(Collected data entries)
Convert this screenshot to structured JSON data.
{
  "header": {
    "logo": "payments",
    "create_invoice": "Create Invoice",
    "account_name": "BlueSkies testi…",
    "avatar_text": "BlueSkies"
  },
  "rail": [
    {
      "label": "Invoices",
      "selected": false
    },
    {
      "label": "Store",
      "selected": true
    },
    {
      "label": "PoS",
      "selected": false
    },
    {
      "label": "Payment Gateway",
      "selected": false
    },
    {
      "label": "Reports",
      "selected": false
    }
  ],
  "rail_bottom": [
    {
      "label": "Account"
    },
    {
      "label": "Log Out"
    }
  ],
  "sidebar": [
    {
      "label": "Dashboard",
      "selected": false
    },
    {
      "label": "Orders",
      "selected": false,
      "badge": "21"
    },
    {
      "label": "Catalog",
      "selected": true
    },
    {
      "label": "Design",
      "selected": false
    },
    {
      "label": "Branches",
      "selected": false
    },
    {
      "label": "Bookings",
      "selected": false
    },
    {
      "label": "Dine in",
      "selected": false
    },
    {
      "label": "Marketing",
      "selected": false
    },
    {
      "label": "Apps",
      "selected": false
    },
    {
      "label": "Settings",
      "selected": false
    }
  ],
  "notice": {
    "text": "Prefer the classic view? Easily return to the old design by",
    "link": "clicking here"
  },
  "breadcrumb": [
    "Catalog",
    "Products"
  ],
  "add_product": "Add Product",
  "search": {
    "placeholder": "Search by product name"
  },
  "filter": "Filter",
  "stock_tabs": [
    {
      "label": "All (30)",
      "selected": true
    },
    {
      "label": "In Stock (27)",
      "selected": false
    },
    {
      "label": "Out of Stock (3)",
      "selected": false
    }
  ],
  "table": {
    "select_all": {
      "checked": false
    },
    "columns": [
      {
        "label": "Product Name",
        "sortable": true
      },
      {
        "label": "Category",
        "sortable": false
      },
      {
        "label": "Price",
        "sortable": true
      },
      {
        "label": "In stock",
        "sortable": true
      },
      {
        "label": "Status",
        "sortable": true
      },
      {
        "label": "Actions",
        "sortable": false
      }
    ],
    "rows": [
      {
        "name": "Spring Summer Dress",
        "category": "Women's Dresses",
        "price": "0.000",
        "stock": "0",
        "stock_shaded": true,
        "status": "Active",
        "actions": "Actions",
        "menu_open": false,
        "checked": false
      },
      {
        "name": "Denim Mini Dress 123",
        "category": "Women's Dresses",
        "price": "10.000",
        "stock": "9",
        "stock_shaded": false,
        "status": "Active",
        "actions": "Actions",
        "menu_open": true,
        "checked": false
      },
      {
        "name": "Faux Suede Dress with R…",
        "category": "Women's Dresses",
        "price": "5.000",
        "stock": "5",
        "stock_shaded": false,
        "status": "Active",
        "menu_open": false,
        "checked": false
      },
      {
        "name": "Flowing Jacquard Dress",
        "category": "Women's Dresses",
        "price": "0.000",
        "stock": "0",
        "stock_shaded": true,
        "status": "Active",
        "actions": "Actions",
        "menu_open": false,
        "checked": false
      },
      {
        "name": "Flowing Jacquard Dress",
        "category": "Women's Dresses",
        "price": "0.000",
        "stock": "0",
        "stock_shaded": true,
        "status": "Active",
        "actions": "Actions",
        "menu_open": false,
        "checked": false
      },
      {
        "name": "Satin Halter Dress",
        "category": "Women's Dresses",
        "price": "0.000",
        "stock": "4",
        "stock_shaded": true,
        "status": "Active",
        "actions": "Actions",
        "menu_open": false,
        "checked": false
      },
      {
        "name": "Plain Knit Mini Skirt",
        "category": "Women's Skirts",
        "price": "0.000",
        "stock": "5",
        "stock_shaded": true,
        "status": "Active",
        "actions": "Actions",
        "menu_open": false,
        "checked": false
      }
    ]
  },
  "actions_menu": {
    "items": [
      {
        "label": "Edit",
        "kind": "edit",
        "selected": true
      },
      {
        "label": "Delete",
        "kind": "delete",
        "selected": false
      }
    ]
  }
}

#### [Your objective]
Go through the data and return every record exactly.

#### [Answer to this task]
Convert this screenshot to structured JSON data.
{
  "header": {
    "logo": "payments",
    "create_invoice": "Create Invoice",
    "account_name": "BlueSkies testi…",
    "avatar_text": "BlueSkies"
  },
  "rail": [
    {
      "label": "Invoices",
      "selected": false
    },
    {
      "label": "Store",
      "selected": true
    },
    {
      "label": "PoS",
      "selected": false
    },
    {
      "label": "Payment Gateway",
      "selected": false
    },
    {
      "label": "Reports",
      "selected": false
    }
  ],
  "rail_bottom": [
    {
      "label": "Account"
    },
    {
      "label": "Log Out"
    }
  ],
  "sidebar": [
    {
      "label": "Dashboard",
      "selected": false
    },
    {
      "label": "Orders",
      "selected": false,
      "badge": "21"
    },
    {
      "label": "Catalog",
      "selected": true
    },
    {
      "label": "Design",
      "selected": false
    },
    {
      "label": "Branches",
      "selected": false
    },
    {
      "label": "Bookings",
      "selected": false
    },
    {
      "label": "Dine in",
      "selected": false
    },
    {
      "label": "Marketing",
      "selected": false
    },
    {
      "label": "Apps",
      "selected": false
    },
    {
      "label": "Settings",
      "selected": false
    }
  ],
  "notice": {
    "text": "Prefer the classic view? Easily return to the old design by",
    "link": "clicking here"
  },
  "breadcrumb": [
    "Catalog",
    "Products"
  ],
  "add_product": "Add Product",
  "search": {
    "placeholder": "Search by product name"
  },
  "filter": "Filter",
  "stock_tabs": [
    {
      "label": "All (30)",
      "selected": true
    },
    {
      "label": "In Stock (27)",
      "selected": false
    },
    {
      "label": "Out of Stock (3)",
      "selected": false
    }
  ],
  "table": {
    "select_all": {
      "checked": false
    },
    "columns": [
      {
        "label": "Product Name",
        "sortable": true
      },
      {
        "label": "Category",
        "sortable": false
      },
      {
        "label": "Price",
        "sortable": true
      },
      {
        "label": "In stock",
        "sortable": true
      },
      {
        "label": "Status",
        "sortable": true
      },
      {
        "label": "Actions",
        "sortable": false
      }
    ],
    "rows": [
      {
        "name": "Spring Summer Dress",
        "category": "Women's Dresses",
        "price": "0.000",
        "stock": "0",
        "stock_shaded": true,
        "status": "Active",
        "actions": "Actions",
        "menu_open": false,
        "checked": false
      },
      {
        "name": "Denim Mini Dress 123",
        "category": "Women's Dresses",
        "price": "10.000",
        "stock": "9",
        "stock_shaded": false,
        "status": "Active",
        "actions": "Actions",
        "menu_open": true,
        "checked": false
      },
      {
        "name": "Faux Suede Dress with R…",
        "category": "Women's Dresses",
        "price": "5.000",
        "stock": "5",
        "stock_shaded": false,
        "status": "Active",
        "menu_open": false,
        "checked": false
      },
      {
        "name": "Flowing Jacquard Dress",
        "category": "Women's Dresses",
        "price": "0.000",
        "stock": "0",
        "stock_shaded": true,
        "status": "Active",
        "actions": "Actions",
        "menu_open": false,
        "checked": false
      },
      {
        "name": "Flowing Jacquard Dress",
        "category": "Women's Dresses",
        "price": "0.000",
        "stock": "0",
        "stock_shaded": true,
        "status": "Active",
        "actions": "Actions",
        "menu_open": false,
        "checked": false
      },
      {
        "name": "Satin Halter Dress",
        "category": "Women's Dresses",
        "price": "0.000",
        "stock": "4",
        "stock_shaded": true,
        "status": "Active",
        "actions": "Actions",
        "menu_open": false,
        "checked": false
      },
      {
        "name": "Plain Knit Mini Skirt",
        "category": "Women's Skirts",
        "price": "0.000",
        "stock": "5",
        "stock_shaded": true,
        "status": "Active",
        "actions": "Actions",
        "menu_open": false,
        "checked": false
      }
    ]
  },
  "actions_menu": {
    "items": [
      {
        "label": "Edit",
        "kind": "edit",
        "selected": true
      },
      {
        "label": "Delete",
        "kind": "delete",
        "selected": false
      }
    ]
  }
}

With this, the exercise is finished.